▸ EXCERTO FORNECIDO
_____

Note-se que esta discussão é muito importante num país pequeno, endogâmico e familiar como Portugal. Por isso, estar a centrar este debate apenas no actual Governo desvia o olhar para a superfície, quando o problema tem que ser atacado em profundidade.

O que temos que discutir, e combater, é a endogamia sistémica tuga, que mina a meritocracia, a justiça, a mobilidade social, a confiança no sistema, a eficiência e a felicidade da maioria dos portugueses.

Em Portugal há uma percepção generalizada (confirmada por experiências de vida e pelas estatísticas da mobilidade social) de que a família de origem é determinante para o sucesso profissional.

Note-se que os estudos mundiais demonstram que o florescimento individual depende muito dos três primeiros anos de vida. Isto é, a sociedade enfrenta uma desigualdade inicial que diz respeito à forma como cada criança é cuidada até aos três anos. Há famílias que tratam bem dos seus, outras que tratam mal.

Aqueles que tiveram o infortúnio de nascer em famílias que os negligenciaram ou destrataram, carregarão para toda a vida uma brutal desvantagem face aos demais. Compete à organização social, e ao Estado em particular, tudo fazer para compensar essa desigualdade inicial.

_____

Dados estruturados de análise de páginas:
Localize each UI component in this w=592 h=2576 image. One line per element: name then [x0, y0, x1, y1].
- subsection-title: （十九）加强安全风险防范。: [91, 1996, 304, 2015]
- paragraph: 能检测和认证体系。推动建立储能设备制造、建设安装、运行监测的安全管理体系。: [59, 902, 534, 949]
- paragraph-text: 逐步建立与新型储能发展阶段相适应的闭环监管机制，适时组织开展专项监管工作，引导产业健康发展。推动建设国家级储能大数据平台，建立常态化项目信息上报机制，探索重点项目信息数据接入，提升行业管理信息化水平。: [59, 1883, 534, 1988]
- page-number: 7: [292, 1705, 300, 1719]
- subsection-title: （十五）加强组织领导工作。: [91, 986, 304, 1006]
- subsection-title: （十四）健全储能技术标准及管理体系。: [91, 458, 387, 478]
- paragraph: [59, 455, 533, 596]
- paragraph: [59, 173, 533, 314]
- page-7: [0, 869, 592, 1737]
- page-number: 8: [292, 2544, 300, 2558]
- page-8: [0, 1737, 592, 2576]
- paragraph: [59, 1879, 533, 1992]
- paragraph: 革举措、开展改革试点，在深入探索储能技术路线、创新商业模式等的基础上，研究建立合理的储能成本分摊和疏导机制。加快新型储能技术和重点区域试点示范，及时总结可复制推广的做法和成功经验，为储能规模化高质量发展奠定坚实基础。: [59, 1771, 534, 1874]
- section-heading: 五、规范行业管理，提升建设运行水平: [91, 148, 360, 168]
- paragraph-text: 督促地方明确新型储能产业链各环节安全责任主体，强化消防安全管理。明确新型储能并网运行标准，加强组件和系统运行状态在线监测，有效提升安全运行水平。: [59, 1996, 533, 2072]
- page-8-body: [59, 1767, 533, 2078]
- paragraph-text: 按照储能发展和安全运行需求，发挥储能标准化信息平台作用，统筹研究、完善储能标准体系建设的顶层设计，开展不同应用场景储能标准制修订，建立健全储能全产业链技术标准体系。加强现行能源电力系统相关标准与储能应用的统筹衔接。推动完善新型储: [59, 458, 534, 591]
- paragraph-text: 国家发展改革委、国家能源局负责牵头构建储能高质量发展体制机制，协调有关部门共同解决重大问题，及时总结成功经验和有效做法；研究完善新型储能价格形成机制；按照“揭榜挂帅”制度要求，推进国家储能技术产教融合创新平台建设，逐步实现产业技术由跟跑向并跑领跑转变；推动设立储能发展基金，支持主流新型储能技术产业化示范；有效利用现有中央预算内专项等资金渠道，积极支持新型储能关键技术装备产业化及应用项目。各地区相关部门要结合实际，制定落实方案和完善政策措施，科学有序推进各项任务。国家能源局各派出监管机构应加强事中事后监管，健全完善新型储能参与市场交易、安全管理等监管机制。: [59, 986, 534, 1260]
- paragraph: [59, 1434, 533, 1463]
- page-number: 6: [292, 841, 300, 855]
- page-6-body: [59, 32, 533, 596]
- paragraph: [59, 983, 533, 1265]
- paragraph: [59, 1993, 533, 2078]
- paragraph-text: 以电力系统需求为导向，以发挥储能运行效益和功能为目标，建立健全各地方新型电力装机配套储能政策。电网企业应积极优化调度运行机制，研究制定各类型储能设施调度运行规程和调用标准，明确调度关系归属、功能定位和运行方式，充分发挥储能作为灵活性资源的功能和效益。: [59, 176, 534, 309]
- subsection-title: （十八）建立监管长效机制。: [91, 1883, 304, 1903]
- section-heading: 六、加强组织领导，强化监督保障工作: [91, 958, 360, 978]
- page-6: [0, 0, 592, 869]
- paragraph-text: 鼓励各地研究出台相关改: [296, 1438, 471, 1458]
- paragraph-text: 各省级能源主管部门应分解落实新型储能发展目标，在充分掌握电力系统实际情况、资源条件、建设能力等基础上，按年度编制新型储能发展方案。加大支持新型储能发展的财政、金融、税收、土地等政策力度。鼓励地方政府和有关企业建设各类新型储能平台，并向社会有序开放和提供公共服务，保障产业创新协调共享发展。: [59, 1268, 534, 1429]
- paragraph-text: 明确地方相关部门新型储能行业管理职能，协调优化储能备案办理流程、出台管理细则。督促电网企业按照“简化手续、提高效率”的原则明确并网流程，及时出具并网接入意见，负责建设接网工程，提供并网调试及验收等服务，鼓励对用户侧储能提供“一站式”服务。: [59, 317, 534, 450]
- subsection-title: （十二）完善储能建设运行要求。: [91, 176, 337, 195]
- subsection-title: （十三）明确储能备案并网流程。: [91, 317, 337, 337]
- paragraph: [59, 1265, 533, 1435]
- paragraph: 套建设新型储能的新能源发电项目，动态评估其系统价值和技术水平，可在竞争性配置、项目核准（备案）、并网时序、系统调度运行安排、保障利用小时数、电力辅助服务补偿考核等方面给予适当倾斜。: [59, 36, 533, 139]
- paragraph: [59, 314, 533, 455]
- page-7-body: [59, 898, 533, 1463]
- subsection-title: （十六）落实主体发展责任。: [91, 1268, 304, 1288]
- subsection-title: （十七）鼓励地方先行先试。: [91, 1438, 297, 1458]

_____

▸ TAREFA ATRIBUÍDA 1
Indique de que depende muito o florescimento individual, segundo os estudos mundiais referidos no excerto sobre a endogamia em Portugal.
▸ TAREFA ATRIBUÍDA 2
Enumere tudo aquilo que, segundo o excerto sobre a endogamia em Portugal, a endogamia sistémica mina.
▸ TAREFA ATRIBUÍDA 3
Reproduza sem alterações o trecho do excerto sobre a endogamia em Portugal que vai de "Note-se que esta" até "atacado em profundidade.".
Baseie-se apenas no excerto sobre a endogamia em Portugal.

▸ RESPOSTA 1
Depende muito dos três primeiros anos de vida.

▸ RESPOSTA 2
- A meritocracia
- A justiça
- A mobilidade social
- A confiança no sistema
- A eficiência
- A felicidade da maioria dos portugueses

▸ RESPOSTA 3
Note-se que esta discussão é muito importante num país pequeno, endogâmico e familiar como Portugal. Por isso, estar a centrar este debate apenas no actual Governo desvia o olhar para a superfície, quando o problema tem que ser atacado em profundidade.